ENTRIES SUPPLIED:
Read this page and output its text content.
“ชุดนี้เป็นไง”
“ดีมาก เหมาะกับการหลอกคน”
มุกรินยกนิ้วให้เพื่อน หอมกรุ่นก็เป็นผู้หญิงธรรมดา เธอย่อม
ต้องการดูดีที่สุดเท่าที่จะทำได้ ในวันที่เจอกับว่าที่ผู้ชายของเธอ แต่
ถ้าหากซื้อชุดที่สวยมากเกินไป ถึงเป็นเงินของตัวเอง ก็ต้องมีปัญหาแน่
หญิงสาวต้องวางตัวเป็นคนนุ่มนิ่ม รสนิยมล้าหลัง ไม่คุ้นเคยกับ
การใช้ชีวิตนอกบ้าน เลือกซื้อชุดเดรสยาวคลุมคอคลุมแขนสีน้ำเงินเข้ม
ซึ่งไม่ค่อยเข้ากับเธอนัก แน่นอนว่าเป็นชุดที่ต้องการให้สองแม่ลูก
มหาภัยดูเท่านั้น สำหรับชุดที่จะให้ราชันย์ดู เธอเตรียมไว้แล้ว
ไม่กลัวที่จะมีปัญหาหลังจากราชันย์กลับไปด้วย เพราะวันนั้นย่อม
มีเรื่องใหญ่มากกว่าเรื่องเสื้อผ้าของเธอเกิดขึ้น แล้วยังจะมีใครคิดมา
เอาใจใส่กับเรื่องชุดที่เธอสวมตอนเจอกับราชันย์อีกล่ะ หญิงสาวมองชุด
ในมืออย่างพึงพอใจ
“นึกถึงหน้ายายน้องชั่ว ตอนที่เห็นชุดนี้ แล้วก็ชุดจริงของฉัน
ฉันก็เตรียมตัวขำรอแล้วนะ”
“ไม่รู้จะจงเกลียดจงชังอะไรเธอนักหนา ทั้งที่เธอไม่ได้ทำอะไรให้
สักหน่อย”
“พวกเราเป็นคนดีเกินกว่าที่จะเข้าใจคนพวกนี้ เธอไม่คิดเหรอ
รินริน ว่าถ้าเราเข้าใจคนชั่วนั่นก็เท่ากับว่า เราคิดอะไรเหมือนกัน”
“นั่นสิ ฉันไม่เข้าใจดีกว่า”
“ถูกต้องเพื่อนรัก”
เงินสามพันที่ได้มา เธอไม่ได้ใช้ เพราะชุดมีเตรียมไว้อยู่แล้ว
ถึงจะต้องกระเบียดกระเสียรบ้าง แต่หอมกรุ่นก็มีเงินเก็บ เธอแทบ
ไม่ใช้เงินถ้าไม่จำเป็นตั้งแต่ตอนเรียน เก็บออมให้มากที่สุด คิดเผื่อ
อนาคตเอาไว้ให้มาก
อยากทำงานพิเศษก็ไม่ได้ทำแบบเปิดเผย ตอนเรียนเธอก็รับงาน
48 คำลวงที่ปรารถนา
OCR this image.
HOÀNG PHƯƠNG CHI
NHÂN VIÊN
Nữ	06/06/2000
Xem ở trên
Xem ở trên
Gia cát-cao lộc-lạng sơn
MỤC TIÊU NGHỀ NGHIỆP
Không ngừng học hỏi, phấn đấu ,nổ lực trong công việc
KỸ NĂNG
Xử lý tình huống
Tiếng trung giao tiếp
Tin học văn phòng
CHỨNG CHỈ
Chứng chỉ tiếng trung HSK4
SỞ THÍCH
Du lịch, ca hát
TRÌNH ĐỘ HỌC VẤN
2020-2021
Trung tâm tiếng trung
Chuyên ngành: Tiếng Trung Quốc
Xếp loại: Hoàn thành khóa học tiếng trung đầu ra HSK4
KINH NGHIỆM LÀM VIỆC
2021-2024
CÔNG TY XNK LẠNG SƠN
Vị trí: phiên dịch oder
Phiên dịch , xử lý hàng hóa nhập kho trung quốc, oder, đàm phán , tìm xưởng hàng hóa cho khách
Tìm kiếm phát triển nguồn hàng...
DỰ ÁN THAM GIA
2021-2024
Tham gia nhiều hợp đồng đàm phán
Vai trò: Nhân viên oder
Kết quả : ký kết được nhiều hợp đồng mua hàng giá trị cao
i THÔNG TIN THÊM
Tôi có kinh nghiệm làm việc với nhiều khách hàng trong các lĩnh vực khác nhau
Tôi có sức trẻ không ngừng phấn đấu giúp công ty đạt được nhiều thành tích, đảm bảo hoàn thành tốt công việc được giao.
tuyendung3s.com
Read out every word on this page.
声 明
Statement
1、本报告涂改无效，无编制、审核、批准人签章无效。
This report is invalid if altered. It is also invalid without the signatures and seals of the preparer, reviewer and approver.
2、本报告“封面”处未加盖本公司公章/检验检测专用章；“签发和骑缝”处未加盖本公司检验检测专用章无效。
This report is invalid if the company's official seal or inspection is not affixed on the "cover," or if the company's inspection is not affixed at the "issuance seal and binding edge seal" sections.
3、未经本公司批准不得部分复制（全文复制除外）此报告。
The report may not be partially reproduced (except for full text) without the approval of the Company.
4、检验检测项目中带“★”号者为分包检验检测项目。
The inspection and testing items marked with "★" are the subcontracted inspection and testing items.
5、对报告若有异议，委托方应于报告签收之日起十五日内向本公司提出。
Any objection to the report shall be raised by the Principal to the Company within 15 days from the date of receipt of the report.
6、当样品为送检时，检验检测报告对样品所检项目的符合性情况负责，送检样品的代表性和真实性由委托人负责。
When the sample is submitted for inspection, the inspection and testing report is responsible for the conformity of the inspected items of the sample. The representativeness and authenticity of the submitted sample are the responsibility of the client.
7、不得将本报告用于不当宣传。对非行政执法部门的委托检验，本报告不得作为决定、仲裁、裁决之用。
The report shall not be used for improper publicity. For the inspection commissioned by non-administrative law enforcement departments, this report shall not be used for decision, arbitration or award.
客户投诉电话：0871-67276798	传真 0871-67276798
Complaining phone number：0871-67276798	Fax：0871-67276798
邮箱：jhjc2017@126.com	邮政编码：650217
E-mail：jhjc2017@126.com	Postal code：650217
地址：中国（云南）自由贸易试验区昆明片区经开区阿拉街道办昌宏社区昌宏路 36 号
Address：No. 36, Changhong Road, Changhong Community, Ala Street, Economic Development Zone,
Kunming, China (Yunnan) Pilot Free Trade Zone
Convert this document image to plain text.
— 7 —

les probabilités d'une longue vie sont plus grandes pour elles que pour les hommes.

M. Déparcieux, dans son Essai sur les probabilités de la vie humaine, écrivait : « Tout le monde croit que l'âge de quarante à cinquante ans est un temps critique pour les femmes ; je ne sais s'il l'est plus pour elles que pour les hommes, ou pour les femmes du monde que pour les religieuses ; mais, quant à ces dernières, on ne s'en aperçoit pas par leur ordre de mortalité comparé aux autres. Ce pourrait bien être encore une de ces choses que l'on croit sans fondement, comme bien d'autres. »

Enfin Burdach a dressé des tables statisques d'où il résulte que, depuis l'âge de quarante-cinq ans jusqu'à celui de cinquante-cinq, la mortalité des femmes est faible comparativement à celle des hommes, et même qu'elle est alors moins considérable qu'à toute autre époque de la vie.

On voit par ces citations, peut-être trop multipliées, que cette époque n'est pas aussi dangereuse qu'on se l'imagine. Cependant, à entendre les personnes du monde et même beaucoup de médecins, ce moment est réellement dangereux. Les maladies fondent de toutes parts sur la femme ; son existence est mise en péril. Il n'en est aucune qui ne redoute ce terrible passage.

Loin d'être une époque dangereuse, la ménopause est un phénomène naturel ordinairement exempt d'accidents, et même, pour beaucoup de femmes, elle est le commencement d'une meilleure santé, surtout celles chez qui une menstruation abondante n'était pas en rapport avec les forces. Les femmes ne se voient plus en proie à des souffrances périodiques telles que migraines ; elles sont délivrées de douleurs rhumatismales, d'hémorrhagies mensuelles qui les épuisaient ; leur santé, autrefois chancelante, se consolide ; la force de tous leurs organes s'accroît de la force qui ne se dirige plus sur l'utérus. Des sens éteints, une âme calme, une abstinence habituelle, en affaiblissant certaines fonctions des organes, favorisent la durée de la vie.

TASK:
Pick out all the lines with the word "dịch" in them and copy them.

RESULT OF THIS TASK:
Vị trí: phiên dịch oder
Phiên dịch , xử lý hàng hóa nhập kho trung quốc, oder, đàm phán , tìm xưởng hàng hóa cho khách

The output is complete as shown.